### The exercise
From the records below, pull each line that has "chwilowa".

### Provided entries
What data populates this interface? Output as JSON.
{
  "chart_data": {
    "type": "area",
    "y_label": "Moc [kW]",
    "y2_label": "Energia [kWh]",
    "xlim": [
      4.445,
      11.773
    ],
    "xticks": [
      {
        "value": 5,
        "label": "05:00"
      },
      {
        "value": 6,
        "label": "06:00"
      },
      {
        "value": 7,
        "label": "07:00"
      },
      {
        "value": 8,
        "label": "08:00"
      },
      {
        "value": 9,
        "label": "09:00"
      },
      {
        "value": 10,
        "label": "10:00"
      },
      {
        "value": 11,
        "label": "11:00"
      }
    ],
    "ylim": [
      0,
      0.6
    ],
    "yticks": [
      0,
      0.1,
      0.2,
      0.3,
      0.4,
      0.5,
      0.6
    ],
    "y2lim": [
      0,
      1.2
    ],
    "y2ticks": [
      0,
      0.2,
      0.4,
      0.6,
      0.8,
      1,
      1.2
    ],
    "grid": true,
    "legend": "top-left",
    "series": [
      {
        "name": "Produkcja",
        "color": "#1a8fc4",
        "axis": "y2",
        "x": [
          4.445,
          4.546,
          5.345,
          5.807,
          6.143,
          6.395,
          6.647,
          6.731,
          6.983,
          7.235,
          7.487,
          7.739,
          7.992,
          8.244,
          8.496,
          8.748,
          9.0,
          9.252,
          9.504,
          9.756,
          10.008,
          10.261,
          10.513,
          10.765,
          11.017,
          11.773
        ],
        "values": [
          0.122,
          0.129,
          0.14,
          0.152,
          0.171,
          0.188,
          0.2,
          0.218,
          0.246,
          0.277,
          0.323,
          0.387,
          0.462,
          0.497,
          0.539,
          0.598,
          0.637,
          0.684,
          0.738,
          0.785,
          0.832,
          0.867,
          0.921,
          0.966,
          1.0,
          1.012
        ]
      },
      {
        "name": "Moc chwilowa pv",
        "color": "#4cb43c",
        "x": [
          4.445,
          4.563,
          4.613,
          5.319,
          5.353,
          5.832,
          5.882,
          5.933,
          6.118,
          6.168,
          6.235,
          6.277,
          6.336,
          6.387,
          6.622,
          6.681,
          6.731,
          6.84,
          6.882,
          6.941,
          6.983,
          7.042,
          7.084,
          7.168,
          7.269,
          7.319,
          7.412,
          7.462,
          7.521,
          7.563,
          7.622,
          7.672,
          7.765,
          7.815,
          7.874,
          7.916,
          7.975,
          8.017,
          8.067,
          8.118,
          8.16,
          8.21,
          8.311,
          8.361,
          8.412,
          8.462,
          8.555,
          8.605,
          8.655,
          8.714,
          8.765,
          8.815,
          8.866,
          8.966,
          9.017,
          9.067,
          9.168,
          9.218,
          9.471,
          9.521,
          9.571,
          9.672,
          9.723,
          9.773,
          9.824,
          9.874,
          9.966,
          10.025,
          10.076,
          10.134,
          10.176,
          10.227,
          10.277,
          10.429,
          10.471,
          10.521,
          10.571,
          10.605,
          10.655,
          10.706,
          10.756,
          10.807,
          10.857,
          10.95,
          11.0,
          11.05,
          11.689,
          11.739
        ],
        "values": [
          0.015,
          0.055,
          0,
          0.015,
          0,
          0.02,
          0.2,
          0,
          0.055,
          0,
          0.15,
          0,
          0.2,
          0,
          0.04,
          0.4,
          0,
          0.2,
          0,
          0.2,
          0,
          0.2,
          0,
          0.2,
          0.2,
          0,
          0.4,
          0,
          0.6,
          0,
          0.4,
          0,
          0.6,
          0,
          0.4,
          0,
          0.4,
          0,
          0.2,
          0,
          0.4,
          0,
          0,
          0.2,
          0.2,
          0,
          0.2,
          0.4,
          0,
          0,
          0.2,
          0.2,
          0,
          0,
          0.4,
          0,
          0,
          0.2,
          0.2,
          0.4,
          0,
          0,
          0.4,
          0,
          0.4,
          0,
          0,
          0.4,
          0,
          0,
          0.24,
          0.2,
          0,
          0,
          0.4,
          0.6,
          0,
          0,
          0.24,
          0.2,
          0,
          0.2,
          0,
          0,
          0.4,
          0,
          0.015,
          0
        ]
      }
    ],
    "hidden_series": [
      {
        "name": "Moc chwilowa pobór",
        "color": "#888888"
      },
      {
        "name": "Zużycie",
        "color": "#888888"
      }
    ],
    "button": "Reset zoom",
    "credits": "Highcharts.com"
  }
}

### Right answer
        "name": "Moc chwilowa pv",
        "name": "Moc chwilowa pobór",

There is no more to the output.